* _Stated problem_
Write out the records again, exactly, leaving none out.

########

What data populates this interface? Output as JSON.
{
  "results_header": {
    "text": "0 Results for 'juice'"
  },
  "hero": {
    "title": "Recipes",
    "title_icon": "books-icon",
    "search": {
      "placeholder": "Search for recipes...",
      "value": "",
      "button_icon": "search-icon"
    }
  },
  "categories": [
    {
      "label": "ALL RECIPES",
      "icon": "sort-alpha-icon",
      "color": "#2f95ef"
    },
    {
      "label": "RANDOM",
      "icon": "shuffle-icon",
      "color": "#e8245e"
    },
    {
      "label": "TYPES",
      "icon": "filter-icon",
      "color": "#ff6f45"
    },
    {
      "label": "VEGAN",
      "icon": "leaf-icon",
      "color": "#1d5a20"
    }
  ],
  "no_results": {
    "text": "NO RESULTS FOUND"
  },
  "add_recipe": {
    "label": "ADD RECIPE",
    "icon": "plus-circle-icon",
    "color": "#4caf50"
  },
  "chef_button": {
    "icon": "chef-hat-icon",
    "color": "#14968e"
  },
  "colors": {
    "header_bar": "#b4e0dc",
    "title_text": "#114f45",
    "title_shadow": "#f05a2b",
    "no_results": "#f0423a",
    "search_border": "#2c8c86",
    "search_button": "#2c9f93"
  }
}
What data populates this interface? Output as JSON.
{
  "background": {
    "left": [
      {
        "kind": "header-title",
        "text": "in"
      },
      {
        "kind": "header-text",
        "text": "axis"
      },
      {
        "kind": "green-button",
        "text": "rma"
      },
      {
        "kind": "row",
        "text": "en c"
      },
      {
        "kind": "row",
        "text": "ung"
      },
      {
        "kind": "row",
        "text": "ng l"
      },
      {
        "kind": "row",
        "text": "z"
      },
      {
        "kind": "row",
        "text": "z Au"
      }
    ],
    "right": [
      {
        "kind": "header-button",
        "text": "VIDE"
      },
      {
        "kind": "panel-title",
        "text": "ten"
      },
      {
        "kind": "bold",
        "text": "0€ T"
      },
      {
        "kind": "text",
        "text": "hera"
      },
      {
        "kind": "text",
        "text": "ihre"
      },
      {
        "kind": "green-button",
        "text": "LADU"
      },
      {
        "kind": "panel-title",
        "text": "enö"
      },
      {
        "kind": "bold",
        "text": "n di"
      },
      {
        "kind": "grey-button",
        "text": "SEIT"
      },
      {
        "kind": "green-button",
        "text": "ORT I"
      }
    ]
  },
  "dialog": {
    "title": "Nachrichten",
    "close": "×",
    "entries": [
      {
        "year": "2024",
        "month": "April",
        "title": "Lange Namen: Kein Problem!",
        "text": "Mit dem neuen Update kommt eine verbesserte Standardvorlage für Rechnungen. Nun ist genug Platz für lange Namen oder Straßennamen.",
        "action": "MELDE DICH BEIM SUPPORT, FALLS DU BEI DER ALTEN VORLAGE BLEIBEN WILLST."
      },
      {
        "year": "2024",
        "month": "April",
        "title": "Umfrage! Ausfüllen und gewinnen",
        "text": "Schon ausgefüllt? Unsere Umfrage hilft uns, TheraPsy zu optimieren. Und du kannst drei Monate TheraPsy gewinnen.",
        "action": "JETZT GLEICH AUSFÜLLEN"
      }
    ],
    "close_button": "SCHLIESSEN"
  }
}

########

* _Task result_
What data populates this interface? Output as JSON.
{
  "results_header": {
    "text": "0 Results for 'juice'"
  },
  "hero": {
    "title": "Recipes",
    "title_icon": "books-icon",
    "search": {
      "placeholder": "Search for recipes...",
      "value": "",
      "button_icon": "search-icon"
    }
  },
  "categories": [
    {
      "label": "ALL RECIPES",
      "icon": "sort-alpha-icon",
      "color": "#2f95ef"
    },
    {
      "label": "RANDOM",
      "icon": "shuffle-icon",
      "color": "#e8245e"
    },
    {
      "label": "TYPES",
      "icon": "filter-icon",
      "color": "#ff6f45"
    },
    {
      "label": "VEGAN",
      "icon": "leaf-icon",
      "color": "#1d5a20"
    }
  ],
  "no_results": {
    "text": "NO RESULTS FOUND"
  },
  "add_recipe": {
    "label": "ADD RECIPE",
    "icon": "plus-circle-icon",
    "color": "#4caf50"
  },
  "chef_button": {
    "icon": "chef-hat-icon",
    "color": "#14968e"
  },
  "colors": {
    "header_bar": "#b4e0dc",
    "title_text": "#114f45",
    "title_shadow": "#f05a2b",
    "no_results": "#f0423a",
    "search_border": "#2c8c86",
    "search_button": "#2c9f93"
  }
}
What data populates this interface? Output as JSON.
{
  "background": {
    "left": [
      {
        "kind": "header-title",
        "text": "in"
      },
      {
        "kind": "header-text",
        "text": "axis"
      },
      {
        "kind": "green-button",
        "text": "rma"
      },
      {
        "kind": "row",
        "text": "en c"
      },
      {
        "kind": "row",
        "text": "ung"
      },
      {
        "kind": "row",
        "text": "ng l"
      },
      {
        "kind": "row",
        "text": "z"
      },
      {
        "kind": "row",
        "text": "z Au"
      }
    ],
    "right": [
      {
        "kind": "header-button",
        "text": "VIDE"
      },
      {
        "kind": "panel-title",
        "text": "ten"
      },
      {
        "kind": "bold",
        "text": "0€ T"
      },
      {
        "kind": "text",
        "text": "hera"
      },
      {
        "kind": "text",
        "text": "ihre"
      },
      {
        "kind": "green-button",
        "text": "LADU"
      },
      {
        "kind": "panel-title",
        "text": "enö"
      },
      {
        "kind": "bold",
        "text": "n di"
      },
      {
        "kind": "grey-button",
        "text": "SEIT"
      },
      {
        "kind": "green-button",
        "text": "ORT I"
      }
    ]
  },
  "dialog": {
    "title": "Nachrichten",
    "close": "×",
    "entries": [
      {
        "year": "2024",
        "month": "April",
        "title": "Lange Namen: Kein Problem!",
        "text": "Mit dem neuen Update kommt eine verbesserte Standardvorlage für Rechnungen. Nun ist genug Platz für lange Namen oder Straßennamen.",
        "action": "MELDE DICH BEIM SUPPORT, FALLS DU BEI DER ALTEN VORLAGE BLEIBEN WILLST."
      },
      {
        "year": "2024",
        "month": "April",
        "title": "Umfrage! Ausfüllen und gewinnen",
        "text": "Schon ausgefüllt? Unsere Umfrage hilft uns, TheraPsy zu optimieren. Und du kannst drei Monate TheraPsy gewinnen.",
        "action": "JETZT GLEICH AUSFÜLLEN"
      }
    ],
    "close_button": "SCHLIESSEN"
  }
}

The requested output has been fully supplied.